• INSTRUCTIONS TO FOLLOW: Tell how many lines in the data below include the word "Tracy". The answer is the number only.

• DATA SHOWN:
<<<<

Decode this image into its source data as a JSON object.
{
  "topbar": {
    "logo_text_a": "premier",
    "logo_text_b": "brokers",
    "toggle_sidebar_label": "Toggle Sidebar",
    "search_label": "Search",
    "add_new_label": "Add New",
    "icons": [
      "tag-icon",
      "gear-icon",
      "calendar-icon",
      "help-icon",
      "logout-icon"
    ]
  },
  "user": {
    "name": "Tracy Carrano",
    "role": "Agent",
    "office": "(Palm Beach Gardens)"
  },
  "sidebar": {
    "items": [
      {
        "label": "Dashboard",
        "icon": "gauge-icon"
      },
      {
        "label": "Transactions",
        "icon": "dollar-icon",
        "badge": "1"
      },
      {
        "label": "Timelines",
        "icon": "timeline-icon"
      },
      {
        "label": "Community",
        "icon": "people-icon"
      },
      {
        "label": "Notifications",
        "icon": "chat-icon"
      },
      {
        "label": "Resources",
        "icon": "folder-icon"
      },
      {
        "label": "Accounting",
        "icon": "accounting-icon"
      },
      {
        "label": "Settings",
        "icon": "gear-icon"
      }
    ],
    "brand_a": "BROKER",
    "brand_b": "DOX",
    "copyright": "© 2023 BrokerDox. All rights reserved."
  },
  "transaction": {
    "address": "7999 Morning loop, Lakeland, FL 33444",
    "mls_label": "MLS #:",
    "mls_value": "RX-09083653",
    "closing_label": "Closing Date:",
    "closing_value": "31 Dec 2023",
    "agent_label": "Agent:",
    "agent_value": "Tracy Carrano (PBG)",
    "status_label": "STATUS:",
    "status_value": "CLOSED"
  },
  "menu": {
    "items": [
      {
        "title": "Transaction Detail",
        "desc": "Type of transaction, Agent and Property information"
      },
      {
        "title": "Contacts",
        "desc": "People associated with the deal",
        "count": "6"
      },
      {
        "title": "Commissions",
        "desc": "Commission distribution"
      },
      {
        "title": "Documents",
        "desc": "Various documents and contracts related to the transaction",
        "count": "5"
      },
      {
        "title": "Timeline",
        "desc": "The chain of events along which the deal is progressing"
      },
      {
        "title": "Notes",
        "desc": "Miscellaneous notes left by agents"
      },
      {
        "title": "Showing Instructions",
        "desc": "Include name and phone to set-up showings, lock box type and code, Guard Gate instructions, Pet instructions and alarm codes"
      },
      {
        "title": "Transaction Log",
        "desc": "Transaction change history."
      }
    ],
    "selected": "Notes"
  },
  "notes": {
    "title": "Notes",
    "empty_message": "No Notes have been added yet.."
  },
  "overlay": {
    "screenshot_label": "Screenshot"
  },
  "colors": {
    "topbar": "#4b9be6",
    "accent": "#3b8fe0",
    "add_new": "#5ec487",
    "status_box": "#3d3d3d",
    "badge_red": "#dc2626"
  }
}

>>>>

• SOLUTION BELOW: 2